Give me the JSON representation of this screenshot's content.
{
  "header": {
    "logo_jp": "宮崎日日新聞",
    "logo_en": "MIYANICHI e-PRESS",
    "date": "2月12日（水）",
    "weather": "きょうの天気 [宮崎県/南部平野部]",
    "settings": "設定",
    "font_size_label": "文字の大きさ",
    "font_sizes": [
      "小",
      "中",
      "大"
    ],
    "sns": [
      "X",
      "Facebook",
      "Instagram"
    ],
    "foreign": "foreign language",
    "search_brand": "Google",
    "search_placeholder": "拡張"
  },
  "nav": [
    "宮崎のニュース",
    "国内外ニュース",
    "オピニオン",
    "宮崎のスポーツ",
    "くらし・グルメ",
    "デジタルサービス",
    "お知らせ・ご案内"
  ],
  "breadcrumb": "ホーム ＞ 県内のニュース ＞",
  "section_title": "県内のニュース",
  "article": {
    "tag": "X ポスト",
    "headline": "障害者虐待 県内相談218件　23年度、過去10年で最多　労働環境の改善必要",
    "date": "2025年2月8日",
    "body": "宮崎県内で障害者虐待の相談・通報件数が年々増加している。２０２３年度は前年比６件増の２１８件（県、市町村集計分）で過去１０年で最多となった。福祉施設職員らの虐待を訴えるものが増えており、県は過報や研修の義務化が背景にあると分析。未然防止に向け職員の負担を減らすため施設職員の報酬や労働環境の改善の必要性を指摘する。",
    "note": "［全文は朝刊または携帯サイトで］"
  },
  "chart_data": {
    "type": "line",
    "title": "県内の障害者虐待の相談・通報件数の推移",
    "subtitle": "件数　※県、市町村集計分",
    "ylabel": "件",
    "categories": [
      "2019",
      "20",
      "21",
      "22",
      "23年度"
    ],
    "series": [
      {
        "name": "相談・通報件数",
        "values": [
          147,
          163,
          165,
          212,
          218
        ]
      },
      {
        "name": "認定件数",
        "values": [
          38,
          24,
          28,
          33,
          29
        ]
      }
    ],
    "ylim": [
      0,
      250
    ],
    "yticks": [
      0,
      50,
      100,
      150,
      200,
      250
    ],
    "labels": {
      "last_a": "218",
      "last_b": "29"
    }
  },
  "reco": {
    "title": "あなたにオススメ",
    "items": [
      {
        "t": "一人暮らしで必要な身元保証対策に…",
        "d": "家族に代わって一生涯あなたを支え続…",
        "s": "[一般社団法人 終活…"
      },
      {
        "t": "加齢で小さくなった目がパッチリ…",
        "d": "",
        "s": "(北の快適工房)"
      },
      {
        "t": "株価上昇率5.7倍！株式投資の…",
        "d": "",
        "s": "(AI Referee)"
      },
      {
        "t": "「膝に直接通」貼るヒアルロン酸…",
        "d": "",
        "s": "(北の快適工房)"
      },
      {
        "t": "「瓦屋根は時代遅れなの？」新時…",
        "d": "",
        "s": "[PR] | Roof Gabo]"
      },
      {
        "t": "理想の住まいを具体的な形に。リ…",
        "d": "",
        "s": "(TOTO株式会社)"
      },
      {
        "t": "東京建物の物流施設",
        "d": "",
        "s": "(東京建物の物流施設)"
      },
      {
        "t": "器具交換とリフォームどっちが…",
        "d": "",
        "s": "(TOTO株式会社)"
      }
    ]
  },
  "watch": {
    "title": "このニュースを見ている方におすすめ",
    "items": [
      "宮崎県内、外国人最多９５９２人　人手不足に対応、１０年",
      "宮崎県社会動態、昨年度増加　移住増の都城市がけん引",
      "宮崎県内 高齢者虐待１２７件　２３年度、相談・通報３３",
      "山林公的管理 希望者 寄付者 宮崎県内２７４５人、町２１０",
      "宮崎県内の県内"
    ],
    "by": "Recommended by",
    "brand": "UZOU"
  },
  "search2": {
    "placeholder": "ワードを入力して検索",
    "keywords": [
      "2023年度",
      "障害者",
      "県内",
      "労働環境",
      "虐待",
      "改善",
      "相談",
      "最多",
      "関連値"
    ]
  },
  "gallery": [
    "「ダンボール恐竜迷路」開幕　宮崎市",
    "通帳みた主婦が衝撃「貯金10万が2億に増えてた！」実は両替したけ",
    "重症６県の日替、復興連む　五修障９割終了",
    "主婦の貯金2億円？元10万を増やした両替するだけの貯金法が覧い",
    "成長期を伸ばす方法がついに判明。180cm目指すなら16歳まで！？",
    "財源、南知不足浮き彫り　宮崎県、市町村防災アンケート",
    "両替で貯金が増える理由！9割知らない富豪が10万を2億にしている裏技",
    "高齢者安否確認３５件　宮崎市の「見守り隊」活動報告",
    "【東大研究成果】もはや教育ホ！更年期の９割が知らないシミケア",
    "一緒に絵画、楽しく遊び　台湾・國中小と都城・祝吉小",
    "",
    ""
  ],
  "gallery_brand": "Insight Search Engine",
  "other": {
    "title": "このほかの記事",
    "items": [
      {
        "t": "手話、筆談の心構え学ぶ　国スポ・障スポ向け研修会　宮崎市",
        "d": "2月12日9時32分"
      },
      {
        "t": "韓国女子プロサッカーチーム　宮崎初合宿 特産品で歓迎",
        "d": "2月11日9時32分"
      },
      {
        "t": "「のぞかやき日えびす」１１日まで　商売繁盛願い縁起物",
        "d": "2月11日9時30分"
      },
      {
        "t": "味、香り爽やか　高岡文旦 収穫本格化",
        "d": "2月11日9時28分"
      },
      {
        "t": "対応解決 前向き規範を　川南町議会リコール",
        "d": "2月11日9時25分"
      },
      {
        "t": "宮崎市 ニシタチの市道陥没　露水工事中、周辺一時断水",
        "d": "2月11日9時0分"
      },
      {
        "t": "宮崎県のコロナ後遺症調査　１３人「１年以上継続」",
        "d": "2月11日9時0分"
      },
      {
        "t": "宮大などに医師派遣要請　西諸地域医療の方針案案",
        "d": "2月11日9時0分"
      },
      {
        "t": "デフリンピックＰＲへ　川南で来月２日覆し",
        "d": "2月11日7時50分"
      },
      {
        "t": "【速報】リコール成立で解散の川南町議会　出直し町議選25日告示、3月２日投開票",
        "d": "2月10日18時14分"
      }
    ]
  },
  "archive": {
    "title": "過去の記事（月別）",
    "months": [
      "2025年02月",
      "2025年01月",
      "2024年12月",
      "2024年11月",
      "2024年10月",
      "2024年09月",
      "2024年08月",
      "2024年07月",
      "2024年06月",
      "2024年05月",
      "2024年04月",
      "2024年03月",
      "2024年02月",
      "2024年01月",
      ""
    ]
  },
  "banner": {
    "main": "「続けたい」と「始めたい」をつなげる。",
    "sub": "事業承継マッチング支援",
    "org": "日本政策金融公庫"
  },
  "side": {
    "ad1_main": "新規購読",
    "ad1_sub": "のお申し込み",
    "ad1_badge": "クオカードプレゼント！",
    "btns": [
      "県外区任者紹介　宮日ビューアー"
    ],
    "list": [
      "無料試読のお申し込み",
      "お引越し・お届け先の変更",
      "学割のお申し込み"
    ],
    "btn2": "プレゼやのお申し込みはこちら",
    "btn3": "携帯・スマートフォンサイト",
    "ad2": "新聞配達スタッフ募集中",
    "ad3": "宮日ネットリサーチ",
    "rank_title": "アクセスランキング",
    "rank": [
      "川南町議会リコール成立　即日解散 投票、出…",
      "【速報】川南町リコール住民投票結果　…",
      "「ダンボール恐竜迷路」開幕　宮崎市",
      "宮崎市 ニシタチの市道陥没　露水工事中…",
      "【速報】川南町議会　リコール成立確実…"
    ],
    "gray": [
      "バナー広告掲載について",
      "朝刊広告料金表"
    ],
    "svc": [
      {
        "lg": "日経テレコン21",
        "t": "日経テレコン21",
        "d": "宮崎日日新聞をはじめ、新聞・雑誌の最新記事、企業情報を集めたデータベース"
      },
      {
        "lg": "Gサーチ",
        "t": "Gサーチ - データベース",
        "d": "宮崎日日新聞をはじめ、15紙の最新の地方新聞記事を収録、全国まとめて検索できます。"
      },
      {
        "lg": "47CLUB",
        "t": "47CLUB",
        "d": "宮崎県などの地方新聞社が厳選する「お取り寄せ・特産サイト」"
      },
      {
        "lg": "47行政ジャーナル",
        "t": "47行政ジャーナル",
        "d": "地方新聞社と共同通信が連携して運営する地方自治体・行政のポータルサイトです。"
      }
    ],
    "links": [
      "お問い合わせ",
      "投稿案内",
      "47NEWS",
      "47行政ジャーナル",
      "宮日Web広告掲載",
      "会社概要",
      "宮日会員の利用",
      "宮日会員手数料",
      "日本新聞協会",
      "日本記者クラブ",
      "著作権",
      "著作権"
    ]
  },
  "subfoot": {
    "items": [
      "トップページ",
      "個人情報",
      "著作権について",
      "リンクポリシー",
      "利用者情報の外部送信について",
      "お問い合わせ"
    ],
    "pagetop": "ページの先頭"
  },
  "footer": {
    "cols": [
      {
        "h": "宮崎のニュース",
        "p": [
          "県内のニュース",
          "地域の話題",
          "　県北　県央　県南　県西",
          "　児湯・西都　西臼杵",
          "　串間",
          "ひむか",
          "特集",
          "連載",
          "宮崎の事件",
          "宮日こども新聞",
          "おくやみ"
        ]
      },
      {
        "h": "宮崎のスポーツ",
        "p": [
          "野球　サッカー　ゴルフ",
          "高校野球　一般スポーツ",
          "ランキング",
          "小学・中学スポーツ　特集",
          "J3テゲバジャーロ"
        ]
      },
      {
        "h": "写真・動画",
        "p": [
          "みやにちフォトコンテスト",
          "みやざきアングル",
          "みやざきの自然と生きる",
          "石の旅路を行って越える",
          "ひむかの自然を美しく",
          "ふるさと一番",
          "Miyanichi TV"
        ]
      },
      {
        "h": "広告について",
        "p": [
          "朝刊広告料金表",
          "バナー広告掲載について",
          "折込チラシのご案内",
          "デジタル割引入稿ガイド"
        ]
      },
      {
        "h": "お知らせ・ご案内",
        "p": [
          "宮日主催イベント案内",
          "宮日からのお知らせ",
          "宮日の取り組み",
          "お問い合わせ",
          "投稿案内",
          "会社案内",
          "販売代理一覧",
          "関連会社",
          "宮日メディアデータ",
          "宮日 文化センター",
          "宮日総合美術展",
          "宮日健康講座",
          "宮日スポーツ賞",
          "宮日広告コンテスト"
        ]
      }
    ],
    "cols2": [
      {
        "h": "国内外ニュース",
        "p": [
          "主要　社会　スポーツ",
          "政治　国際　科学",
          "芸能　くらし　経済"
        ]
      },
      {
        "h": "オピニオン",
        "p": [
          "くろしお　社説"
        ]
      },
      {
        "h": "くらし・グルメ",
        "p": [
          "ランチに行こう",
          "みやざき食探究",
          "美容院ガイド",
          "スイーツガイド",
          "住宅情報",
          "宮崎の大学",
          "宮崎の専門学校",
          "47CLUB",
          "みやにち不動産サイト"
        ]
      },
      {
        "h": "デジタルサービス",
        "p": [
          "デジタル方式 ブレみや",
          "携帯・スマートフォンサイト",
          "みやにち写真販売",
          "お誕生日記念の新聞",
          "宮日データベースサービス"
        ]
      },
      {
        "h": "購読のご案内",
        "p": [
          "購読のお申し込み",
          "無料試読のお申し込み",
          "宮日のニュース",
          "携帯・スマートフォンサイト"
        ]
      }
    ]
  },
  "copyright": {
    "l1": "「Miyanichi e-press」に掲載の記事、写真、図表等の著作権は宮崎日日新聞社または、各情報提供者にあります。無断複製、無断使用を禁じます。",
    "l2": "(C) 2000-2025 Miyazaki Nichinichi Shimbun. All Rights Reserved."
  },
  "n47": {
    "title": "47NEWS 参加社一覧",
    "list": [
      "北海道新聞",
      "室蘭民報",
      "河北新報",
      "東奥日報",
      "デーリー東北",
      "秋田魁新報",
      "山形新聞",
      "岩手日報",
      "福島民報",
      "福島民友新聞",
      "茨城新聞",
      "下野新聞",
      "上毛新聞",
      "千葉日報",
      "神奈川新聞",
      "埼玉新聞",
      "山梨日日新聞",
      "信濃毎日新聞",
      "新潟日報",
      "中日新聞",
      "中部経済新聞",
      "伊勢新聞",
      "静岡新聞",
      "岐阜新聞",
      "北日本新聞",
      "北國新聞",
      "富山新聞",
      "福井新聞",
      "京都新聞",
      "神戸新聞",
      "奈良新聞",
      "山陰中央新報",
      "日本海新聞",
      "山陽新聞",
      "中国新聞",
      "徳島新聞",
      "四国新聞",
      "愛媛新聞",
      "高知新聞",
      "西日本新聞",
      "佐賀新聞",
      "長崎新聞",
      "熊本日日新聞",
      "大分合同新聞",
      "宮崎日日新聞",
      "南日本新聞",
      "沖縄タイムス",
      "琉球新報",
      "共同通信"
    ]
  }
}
****************
Point out every line holding the string "露水工事中" and copy it.

        "t": "宮崎市 ニシタチの市道陥没　露水工事中、周辺一時断水",
      "宮崎市 ニシタチの市道陥没　露水工事中…",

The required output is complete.